**** Listed entries

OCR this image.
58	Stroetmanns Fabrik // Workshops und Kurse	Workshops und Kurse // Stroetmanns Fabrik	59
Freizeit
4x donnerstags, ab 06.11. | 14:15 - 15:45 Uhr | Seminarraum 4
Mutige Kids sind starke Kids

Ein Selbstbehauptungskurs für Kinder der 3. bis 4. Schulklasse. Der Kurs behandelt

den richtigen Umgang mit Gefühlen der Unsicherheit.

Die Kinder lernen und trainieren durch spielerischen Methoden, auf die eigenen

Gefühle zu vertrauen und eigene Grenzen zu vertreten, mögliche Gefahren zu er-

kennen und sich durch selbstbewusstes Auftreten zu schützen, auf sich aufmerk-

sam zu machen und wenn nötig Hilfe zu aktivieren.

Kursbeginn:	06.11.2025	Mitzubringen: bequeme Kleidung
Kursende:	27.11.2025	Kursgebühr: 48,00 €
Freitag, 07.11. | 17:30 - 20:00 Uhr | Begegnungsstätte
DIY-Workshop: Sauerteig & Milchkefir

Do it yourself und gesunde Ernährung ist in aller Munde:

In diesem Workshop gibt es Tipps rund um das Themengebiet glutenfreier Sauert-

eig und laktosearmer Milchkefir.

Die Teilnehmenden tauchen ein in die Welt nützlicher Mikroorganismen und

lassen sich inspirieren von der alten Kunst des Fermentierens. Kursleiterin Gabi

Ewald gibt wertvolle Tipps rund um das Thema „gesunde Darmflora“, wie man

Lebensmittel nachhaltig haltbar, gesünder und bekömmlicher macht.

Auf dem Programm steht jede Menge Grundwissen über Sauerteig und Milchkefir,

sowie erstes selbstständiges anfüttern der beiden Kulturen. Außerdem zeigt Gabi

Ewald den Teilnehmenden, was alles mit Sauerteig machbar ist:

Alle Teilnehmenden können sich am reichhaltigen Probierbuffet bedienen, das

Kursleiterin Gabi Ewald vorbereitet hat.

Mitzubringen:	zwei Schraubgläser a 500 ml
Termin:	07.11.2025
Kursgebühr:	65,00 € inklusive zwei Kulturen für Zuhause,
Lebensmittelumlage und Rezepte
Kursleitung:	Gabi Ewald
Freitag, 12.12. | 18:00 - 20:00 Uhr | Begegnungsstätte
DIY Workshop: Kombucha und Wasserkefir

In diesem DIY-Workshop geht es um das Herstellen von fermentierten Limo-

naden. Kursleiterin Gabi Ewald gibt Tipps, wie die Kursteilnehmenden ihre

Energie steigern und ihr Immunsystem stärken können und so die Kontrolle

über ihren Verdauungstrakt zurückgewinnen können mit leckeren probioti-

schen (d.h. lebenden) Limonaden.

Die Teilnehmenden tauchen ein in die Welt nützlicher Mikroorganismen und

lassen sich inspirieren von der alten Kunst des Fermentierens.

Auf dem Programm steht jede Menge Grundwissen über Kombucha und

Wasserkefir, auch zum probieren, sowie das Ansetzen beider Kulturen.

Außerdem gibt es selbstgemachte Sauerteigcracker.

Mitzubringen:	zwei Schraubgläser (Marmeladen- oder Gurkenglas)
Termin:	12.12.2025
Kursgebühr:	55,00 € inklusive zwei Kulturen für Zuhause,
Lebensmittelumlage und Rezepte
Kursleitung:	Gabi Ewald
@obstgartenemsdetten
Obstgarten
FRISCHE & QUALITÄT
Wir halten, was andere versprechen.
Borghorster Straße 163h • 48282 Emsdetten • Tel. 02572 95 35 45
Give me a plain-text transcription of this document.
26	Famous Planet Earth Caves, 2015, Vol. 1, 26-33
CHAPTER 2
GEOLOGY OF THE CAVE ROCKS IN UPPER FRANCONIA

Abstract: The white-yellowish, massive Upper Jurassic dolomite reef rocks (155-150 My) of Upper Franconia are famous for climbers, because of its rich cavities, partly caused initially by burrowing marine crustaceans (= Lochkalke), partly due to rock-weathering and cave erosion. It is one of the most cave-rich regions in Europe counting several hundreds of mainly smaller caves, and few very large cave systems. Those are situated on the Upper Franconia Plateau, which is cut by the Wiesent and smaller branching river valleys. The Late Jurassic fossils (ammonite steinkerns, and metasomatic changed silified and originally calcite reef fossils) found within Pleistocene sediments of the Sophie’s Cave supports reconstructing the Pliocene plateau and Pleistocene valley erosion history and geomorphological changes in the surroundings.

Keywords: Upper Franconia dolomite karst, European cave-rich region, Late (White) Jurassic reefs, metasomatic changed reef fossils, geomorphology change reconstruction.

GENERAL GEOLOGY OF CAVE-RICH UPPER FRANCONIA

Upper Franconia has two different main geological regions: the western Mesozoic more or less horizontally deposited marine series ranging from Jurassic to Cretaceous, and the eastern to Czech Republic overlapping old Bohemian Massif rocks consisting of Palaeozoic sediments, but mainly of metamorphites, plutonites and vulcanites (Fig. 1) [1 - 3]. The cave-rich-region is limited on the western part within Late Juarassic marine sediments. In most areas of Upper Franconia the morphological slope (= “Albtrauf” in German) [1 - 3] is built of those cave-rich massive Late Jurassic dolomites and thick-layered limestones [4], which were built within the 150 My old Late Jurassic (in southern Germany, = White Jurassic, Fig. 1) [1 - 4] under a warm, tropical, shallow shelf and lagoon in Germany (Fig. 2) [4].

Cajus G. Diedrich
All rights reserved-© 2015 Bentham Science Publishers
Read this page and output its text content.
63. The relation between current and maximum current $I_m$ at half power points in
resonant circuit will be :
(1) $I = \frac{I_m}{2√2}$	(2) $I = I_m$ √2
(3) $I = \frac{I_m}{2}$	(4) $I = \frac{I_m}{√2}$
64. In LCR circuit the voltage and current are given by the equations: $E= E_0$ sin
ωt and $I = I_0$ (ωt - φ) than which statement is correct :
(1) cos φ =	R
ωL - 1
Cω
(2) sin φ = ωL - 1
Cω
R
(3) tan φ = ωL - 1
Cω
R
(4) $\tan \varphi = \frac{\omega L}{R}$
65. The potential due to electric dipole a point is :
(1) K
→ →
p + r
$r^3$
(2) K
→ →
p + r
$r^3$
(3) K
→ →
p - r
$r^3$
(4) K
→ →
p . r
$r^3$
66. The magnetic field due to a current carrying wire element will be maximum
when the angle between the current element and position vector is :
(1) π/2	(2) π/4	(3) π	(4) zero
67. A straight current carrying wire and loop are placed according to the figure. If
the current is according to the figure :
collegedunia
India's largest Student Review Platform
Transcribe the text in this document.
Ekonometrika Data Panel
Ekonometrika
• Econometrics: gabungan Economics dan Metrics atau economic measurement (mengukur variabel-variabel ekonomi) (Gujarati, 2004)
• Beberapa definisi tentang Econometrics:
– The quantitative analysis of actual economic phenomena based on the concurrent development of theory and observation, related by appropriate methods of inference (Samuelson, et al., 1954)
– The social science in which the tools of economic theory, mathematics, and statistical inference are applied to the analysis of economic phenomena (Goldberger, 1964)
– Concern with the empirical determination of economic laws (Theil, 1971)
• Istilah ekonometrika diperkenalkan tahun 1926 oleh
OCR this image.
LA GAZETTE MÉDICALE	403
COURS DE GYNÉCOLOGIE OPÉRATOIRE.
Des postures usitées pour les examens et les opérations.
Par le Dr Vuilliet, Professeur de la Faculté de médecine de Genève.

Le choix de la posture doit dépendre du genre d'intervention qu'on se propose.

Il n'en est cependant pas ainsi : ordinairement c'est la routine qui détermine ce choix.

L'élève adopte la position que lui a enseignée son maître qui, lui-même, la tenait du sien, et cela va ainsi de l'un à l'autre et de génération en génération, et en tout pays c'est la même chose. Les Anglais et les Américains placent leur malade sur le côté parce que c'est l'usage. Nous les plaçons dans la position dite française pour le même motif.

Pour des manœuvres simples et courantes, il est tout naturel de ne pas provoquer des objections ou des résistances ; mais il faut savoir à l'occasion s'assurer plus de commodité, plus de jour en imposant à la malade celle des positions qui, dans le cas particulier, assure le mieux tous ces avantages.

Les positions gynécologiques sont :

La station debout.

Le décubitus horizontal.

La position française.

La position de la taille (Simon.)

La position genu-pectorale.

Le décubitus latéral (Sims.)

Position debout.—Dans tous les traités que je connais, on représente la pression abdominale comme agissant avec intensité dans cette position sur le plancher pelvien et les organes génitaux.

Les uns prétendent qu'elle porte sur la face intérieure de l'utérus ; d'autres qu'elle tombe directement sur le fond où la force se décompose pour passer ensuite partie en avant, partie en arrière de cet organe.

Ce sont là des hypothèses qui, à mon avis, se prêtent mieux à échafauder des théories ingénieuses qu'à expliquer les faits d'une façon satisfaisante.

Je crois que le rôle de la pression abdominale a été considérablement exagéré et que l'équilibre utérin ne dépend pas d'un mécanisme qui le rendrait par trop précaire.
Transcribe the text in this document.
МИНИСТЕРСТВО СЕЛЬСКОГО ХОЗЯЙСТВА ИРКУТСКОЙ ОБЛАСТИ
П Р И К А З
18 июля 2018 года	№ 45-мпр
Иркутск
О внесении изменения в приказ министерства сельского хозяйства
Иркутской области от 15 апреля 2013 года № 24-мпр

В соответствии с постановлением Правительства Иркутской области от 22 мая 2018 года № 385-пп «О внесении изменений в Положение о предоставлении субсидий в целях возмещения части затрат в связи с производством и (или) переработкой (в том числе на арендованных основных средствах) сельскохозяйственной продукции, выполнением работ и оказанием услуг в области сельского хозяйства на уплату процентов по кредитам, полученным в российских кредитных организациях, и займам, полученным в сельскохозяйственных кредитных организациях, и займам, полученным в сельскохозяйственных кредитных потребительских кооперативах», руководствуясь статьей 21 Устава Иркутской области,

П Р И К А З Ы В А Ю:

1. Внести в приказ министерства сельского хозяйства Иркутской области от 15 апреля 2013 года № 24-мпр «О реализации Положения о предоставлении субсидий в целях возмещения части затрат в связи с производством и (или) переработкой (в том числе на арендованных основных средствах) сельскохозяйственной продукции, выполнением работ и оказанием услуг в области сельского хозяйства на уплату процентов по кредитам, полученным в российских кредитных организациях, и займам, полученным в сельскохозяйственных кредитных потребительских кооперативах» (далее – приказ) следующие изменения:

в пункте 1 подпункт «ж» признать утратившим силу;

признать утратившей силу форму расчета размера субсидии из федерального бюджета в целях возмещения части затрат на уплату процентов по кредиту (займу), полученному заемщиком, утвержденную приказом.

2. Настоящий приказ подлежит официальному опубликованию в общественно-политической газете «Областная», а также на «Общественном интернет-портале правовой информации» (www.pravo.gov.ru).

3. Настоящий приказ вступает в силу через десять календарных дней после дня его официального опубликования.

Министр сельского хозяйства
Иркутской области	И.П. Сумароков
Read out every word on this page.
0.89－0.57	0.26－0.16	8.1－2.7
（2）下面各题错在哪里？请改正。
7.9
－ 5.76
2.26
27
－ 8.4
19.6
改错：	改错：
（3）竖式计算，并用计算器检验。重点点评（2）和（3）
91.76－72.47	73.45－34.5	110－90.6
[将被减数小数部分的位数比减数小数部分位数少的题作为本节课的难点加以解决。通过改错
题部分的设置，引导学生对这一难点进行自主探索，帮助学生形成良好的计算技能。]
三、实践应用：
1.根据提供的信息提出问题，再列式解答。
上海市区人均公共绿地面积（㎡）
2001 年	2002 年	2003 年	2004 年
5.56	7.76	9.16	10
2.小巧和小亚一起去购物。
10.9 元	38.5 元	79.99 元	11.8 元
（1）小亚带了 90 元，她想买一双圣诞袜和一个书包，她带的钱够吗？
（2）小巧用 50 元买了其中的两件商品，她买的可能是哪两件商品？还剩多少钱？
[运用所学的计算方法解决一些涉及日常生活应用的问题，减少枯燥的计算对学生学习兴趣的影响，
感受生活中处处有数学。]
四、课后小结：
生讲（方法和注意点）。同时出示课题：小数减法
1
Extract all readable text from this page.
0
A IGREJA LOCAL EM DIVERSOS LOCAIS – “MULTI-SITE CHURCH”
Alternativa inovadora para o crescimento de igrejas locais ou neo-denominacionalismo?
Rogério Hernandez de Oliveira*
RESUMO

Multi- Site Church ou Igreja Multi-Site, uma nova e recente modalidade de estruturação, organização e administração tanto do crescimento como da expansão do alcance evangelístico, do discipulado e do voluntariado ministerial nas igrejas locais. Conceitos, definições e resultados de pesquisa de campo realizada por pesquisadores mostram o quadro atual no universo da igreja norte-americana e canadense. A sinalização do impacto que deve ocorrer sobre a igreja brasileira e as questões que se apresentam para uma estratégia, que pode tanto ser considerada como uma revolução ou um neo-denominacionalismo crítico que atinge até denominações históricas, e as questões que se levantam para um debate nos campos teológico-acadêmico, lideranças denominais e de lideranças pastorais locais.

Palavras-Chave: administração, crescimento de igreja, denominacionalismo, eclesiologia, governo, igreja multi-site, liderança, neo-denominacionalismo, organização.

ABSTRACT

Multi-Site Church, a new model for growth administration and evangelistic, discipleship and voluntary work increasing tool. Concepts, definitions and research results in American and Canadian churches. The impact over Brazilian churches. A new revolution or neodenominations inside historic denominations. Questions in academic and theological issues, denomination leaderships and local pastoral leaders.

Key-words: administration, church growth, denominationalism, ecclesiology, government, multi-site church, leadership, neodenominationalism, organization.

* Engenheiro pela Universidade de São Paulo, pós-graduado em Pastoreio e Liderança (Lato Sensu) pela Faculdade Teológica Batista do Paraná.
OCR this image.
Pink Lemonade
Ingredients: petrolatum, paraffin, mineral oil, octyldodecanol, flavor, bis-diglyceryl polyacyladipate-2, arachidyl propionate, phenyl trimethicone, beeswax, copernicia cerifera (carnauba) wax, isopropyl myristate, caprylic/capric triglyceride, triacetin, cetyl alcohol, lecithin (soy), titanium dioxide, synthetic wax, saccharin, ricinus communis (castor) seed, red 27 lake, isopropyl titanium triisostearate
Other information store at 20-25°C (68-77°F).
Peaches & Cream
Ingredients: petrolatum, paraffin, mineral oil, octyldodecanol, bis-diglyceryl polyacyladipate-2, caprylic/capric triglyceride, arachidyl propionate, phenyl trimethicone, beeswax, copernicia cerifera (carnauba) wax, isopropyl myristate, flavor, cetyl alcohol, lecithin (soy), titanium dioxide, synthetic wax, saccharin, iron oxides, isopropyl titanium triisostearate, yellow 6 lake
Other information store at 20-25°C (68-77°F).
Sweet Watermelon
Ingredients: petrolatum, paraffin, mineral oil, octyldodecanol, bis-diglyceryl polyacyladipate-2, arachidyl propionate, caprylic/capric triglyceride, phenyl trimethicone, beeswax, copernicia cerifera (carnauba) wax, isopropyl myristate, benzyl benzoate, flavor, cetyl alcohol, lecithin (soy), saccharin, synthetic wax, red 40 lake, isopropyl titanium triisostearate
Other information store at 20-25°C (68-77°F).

********

Find each line that has the word "GEOLOGY", then copy it out.

◆ Solution for this task ◆
GEOLOGY OF THE CAVE ROCKS IN UPPER FRANCONIA
GENERAL GEOLOGY OF CAVE-RICH UPPER FRANCONIA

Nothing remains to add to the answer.